### Exercise description
Copy out exactly every line from the line containing "Transcribe the text in this document." until the records below end, inclusive of both boundary lines.

### Entries shown

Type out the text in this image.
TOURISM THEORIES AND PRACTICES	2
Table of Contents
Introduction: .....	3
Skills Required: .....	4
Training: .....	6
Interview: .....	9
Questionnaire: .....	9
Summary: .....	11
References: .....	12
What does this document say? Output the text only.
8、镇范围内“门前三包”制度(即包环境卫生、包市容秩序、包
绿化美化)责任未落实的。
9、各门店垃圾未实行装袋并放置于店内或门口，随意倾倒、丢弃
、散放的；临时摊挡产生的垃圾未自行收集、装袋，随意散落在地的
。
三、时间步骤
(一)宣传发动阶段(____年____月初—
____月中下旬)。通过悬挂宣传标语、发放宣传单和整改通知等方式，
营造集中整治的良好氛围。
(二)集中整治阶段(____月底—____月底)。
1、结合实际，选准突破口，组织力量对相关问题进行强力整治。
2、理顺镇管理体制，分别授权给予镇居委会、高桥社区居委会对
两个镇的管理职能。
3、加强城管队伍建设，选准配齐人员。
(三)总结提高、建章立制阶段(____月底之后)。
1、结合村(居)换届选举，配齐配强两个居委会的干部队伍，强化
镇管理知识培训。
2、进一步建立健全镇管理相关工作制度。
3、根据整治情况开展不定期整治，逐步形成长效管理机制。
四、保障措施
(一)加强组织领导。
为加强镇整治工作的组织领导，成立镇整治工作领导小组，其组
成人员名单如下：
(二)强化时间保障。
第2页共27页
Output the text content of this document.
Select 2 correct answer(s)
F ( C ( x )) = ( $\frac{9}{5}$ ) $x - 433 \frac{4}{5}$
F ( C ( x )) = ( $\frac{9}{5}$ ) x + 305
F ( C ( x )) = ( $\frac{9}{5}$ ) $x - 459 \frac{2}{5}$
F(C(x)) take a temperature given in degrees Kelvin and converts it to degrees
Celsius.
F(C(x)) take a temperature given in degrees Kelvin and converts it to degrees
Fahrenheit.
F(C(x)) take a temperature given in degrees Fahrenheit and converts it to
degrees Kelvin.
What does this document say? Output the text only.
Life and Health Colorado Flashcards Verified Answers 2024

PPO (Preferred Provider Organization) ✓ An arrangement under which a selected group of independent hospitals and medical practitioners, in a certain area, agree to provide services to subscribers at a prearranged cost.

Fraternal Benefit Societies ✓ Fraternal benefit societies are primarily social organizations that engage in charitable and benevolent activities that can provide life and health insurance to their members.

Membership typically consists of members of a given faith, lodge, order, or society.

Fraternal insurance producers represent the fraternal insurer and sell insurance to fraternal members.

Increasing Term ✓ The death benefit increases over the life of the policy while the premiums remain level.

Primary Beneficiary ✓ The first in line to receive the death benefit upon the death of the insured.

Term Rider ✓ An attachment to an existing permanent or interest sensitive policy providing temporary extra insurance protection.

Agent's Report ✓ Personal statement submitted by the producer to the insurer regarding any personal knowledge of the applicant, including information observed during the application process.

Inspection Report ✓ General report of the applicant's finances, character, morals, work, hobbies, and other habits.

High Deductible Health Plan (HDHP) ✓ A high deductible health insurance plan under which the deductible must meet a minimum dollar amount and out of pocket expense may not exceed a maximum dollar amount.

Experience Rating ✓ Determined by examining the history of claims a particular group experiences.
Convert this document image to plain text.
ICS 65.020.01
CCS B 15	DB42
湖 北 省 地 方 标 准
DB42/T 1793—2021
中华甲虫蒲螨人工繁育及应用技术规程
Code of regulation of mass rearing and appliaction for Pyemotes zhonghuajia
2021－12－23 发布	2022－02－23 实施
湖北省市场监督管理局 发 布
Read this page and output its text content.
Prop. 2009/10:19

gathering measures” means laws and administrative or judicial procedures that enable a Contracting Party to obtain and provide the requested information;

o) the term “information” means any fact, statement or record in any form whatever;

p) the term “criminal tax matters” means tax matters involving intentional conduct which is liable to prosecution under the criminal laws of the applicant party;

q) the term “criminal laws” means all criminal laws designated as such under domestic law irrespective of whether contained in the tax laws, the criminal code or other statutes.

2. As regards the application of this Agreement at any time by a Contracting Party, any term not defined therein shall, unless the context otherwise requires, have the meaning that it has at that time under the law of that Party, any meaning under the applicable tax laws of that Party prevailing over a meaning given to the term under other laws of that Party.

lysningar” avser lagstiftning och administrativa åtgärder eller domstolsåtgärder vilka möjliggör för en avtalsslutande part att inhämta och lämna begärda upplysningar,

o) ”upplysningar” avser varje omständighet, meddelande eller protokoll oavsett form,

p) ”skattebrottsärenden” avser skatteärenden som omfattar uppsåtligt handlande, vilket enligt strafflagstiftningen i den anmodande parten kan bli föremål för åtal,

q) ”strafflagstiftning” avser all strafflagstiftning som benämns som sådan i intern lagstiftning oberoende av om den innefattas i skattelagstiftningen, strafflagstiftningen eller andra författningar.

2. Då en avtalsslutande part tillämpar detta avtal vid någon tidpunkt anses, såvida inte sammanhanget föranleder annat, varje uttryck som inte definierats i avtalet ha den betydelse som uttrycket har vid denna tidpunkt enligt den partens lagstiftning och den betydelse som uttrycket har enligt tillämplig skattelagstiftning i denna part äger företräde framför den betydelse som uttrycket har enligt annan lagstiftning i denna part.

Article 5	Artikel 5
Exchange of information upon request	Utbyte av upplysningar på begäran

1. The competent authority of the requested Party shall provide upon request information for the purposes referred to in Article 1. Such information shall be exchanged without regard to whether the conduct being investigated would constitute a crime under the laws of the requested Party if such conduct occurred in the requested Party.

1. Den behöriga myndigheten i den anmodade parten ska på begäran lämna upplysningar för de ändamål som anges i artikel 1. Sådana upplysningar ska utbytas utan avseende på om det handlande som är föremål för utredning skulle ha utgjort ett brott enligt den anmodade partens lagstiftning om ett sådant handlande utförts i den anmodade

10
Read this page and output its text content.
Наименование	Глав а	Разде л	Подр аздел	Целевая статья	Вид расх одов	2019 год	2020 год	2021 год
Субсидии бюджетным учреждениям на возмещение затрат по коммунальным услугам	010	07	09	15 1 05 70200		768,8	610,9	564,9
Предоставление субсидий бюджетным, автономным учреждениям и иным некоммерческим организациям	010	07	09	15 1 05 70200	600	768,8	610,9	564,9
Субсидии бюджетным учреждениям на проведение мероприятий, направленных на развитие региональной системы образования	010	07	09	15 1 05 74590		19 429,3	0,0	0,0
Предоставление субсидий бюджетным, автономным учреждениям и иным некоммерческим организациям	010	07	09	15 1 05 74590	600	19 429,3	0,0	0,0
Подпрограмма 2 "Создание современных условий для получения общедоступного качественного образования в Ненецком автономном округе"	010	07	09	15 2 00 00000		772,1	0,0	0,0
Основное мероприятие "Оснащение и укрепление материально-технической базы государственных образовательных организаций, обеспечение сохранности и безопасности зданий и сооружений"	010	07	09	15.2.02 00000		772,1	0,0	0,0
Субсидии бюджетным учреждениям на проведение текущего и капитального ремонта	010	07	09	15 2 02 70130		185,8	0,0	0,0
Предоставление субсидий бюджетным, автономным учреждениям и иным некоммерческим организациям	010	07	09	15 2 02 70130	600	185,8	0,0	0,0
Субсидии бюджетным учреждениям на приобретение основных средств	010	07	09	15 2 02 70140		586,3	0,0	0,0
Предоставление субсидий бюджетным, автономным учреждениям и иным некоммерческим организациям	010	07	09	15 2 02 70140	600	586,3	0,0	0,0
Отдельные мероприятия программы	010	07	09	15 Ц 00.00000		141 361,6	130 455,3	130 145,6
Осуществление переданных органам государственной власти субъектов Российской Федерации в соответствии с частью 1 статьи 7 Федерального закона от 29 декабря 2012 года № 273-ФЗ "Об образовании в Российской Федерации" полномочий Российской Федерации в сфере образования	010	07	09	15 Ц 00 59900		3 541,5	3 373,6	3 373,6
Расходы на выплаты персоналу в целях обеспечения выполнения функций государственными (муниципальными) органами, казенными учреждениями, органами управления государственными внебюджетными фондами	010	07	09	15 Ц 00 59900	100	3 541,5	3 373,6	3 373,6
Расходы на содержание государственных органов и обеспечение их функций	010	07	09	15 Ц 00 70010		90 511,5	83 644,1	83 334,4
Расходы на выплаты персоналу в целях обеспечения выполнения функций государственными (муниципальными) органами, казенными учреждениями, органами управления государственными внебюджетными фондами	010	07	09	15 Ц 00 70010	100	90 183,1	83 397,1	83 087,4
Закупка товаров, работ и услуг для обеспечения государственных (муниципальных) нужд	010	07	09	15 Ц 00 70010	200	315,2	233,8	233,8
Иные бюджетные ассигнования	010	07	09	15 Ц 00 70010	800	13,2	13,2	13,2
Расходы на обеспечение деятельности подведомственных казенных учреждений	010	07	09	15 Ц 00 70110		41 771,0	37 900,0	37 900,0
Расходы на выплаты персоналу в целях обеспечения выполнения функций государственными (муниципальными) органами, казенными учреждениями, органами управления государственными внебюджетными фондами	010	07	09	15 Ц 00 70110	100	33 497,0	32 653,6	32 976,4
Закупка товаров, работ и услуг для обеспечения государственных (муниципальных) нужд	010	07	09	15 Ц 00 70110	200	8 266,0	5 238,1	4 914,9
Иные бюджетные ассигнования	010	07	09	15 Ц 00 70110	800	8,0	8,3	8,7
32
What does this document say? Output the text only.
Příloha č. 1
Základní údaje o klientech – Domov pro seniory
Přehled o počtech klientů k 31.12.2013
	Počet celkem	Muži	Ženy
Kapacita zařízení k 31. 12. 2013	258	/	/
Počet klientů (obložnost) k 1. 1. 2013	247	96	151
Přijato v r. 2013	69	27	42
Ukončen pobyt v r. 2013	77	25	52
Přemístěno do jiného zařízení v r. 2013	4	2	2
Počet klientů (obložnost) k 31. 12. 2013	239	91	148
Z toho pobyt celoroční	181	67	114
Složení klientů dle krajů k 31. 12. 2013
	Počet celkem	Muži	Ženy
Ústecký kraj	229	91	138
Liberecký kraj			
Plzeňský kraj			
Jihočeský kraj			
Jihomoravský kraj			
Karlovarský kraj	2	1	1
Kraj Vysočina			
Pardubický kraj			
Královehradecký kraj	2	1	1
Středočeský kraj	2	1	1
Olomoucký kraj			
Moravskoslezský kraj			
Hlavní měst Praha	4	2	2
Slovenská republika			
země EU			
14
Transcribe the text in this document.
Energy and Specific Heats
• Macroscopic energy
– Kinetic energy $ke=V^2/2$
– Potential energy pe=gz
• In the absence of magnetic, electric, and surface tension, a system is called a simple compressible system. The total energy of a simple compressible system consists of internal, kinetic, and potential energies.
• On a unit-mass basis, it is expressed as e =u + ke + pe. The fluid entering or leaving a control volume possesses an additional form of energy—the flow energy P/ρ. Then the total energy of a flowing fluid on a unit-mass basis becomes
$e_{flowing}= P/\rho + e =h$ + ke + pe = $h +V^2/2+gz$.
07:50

### Task result
Transcribe the text in this document.
Energy and Specific Heats
• Macroscopic energy
– Kinetic energy $ke=V^2/2$
– Potential energy pe=gz
• In the absence of magnetic, electric, and surface tension, a system is called a simple compressible system. The total energy of a simple compressible system consists of internal, kinetic, and potential energies.
• On a unit-mass basis, it is expressed as e =u + ke + pe. The fluid entering or leaving a control volume possesses an additional form of energy—the flow energy P/ρ. Then the total energy of a flowing fluid on a unit-mass basis becomes
$e_{flowing}= P/\rho + e =h$ + ke + pe = $h +V^2/2+gz$.
07:50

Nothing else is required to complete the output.